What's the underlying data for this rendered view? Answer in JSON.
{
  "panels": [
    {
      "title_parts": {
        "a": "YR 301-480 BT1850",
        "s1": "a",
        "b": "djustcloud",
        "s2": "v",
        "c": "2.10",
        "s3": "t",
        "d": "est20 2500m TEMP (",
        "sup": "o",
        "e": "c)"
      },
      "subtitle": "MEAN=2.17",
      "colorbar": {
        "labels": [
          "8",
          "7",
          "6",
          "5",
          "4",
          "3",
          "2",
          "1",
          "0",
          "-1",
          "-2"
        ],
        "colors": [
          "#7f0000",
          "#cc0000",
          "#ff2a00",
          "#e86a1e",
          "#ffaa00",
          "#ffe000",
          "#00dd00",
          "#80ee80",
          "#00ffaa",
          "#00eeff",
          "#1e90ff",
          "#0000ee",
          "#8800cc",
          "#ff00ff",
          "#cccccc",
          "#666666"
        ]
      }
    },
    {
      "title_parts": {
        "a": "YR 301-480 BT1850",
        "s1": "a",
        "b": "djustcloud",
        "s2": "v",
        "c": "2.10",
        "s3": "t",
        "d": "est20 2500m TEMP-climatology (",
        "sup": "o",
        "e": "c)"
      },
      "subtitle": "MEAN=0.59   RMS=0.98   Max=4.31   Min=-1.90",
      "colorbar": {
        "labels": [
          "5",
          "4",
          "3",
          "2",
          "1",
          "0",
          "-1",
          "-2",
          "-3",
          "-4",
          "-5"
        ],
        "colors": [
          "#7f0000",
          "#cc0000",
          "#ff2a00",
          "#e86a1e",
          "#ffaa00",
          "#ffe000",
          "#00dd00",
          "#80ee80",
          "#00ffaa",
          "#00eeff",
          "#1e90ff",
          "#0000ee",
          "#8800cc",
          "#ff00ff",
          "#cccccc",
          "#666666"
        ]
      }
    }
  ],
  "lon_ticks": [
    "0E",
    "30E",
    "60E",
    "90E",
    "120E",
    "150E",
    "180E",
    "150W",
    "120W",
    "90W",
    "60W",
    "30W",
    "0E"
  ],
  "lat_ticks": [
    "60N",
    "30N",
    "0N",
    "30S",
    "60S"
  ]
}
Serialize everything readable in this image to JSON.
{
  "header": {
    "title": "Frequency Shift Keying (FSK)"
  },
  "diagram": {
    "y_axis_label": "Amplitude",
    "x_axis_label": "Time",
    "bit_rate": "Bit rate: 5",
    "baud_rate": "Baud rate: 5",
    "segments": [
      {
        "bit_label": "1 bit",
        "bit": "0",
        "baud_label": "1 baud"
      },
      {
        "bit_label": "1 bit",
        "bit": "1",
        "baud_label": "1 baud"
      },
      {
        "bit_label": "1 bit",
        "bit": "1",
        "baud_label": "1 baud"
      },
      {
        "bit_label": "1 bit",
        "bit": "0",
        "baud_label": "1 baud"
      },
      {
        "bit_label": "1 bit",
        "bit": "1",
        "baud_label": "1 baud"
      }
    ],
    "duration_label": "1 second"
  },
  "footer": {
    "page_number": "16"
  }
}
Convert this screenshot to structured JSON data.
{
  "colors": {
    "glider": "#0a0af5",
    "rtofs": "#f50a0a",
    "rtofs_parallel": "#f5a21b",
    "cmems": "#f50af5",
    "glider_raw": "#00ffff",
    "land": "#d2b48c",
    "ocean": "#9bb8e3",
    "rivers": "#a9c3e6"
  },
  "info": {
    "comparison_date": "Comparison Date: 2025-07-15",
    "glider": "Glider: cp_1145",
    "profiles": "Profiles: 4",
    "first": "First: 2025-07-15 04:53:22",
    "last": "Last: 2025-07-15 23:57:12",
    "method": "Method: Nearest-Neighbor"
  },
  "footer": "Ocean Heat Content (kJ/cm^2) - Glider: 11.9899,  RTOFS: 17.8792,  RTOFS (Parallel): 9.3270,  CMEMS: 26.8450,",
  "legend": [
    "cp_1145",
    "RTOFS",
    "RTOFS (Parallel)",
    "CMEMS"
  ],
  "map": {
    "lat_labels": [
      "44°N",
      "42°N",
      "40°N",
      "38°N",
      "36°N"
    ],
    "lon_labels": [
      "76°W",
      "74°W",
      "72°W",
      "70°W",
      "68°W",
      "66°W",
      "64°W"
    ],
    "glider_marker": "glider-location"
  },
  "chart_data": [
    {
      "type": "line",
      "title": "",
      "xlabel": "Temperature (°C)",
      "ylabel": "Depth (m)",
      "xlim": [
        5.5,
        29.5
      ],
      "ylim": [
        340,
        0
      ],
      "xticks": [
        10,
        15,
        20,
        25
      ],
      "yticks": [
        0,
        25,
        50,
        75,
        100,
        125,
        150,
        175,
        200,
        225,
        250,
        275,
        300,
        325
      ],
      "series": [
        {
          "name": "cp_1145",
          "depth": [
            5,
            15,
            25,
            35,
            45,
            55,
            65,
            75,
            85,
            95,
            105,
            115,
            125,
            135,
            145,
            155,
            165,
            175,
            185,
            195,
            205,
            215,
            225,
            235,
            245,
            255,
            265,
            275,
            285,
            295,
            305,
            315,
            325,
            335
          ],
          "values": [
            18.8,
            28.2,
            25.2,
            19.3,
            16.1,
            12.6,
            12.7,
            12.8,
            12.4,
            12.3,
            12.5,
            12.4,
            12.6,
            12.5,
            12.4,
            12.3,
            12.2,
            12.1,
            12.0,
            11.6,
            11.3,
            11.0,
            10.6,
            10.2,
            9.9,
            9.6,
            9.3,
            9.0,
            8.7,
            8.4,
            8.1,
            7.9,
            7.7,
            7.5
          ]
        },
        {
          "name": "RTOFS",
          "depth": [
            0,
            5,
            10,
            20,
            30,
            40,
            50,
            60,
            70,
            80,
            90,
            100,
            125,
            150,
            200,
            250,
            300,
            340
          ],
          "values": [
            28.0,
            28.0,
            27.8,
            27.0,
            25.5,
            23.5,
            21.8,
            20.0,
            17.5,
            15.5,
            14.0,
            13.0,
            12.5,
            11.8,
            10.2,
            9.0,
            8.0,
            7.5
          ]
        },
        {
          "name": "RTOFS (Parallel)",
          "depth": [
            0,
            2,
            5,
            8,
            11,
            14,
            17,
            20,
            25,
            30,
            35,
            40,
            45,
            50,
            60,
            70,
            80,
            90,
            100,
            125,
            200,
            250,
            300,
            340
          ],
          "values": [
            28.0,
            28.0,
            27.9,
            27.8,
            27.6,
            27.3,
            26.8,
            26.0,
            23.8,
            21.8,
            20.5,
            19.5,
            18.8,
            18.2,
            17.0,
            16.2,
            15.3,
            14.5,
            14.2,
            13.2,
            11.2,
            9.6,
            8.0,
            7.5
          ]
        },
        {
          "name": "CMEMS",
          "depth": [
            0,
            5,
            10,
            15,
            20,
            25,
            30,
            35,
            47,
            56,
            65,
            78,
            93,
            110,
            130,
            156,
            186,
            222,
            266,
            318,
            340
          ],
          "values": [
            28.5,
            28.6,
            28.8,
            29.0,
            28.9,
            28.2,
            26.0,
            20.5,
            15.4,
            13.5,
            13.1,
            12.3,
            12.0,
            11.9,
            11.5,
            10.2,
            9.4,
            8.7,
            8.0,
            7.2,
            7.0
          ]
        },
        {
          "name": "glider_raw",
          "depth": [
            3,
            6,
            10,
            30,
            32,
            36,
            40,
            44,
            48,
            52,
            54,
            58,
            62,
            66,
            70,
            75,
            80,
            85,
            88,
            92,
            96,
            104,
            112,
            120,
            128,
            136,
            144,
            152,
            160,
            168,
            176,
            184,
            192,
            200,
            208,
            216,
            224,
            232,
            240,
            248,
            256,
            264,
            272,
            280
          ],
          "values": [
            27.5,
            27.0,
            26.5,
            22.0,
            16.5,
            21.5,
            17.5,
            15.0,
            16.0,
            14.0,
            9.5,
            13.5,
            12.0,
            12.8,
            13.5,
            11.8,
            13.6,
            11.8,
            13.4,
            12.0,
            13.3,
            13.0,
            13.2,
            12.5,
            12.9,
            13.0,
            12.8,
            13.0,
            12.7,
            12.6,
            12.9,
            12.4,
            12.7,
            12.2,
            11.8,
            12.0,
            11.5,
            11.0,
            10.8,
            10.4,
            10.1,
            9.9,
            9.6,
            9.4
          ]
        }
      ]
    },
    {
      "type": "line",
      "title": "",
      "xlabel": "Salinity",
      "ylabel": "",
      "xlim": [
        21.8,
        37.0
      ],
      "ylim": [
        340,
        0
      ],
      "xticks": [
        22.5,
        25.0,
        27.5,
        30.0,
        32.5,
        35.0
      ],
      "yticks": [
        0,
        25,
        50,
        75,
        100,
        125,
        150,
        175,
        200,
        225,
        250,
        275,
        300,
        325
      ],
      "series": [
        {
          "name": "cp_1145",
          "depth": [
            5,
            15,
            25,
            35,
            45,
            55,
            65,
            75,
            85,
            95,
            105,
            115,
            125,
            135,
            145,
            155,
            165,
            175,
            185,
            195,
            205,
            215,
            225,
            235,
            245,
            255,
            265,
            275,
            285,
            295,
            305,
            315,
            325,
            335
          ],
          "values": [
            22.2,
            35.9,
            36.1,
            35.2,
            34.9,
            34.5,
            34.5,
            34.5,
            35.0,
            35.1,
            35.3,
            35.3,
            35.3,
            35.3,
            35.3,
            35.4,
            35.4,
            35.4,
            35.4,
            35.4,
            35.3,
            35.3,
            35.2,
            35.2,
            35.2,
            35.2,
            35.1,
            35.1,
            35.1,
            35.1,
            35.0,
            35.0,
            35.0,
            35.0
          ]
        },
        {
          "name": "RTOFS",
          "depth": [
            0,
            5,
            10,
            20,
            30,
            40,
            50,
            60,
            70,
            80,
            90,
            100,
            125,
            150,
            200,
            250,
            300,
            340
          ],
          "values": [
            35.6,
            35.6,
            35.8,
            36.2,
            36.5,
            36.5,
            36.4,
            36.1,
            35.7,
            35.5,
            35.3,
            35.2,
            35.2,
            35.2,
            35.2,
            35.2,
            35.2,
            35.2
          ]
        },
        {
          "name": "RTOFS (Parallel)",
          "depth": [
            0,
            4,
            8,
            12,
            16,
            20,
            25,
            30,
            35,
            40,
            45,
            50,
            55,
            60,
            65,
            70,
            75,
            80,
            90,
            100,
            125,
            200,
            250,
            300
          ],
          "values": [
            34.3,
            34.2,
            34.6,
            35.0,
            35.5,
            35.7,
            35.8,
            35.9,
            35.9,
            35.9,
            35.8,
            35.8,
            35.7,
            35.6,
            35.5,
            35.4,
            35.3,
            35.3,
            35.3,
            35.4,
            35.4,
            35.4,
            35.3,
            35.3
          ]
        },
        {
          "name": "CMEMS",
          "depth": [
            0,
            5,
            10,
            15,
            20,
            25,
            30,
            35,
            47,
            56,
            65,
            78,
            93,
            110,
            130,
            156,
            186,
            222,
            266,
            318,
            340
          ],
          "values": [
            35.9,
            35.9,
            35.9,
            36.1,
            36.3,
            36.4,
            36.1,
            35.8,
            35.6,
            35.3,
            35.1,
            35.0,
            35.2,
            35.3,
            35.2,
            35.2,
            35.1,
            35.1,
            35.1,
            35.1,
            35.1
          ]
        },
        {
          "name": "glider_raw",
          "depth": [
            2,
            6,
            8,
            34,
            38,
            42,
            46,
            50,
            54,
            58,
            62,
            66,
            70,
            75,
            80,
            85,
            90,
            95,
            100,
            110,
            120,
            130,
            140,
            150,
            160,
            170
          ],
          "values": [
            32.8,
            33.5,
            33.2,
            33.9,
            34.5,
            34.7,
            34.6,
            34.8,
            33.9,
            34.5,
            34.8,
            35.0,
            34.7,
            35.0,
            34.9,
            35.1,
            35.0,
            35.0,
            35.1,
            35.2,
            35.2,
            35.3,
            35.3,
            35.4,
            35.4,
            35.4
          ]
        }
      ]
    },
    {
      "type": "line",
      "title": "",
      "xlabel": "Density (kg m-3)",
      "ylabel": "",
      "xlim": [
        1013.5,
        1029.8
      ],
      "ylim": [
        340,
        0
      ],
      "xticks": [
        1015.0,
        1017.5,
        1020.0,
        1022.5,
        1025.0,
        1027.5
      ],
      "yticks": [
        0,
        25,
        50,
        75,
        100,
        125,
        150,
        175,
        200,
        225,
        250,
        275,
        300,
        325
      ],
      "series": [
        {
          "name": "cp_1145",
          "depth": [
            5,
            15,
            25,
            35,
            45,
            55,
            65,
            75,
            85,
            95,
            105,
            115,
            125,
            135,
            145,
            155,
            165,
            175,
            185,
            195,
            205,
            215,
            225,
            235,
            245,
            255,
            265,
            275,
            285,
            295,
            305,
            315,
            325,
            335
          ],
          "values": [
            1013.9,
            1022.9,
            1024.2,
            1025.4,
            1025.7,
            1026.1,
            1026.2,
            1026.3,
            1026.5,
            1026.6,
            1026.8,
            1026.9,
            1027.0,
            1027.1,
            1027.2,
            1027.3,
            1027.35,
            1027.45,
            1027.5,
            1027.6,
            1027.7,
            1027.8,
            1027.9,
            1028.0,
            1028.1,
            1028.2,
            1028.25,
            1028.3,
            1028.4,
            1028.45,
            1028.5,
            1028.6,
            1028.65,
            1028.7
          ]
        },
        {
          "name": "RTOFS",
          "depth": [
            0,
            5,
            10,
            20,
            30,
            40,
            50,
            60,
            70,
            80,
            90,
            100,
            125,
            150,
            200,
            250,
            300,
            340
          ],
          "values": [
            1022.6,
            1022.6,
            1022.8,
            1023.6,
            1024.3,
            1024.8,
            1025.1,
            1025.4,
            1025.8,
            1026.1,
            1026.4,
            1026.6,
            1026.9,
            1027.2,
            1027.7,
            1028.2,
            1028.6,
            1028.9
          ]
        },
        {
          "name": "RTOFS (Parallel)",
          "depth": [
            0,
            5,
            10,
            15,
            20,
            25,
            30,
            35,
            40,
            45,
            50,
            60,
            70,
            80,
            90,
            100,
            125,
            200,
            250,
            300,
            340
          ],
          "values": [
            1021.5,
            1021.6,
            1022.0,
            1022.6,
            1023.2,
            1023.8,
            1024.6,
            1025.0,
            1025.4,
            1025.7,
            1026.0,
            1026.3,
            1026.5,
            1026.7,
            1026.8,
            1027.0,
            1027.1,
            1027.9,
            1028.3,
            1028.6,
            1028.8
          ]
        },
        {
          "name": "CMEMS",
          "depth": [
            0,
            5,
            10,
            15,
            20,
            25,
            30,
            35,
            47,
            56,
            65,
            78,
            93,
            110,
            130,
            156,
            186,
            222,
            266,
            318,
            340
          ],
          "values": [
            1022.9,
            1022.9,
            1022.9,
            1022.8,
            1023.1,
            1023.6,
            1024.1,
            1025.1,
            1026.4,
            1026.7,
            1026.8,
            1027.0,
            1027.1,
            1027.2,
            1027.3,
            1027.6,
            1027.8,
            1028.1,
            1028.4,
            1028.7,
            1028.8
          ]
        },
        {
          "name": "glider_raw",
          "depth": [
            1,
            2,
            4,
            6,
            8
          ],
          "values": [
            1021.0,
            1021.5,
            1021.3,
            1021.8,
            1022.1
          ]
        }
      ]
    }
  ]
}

::::::

Your task :: Count the lines in the records above that contain the word "rate", and give only the number.

Final result :: 2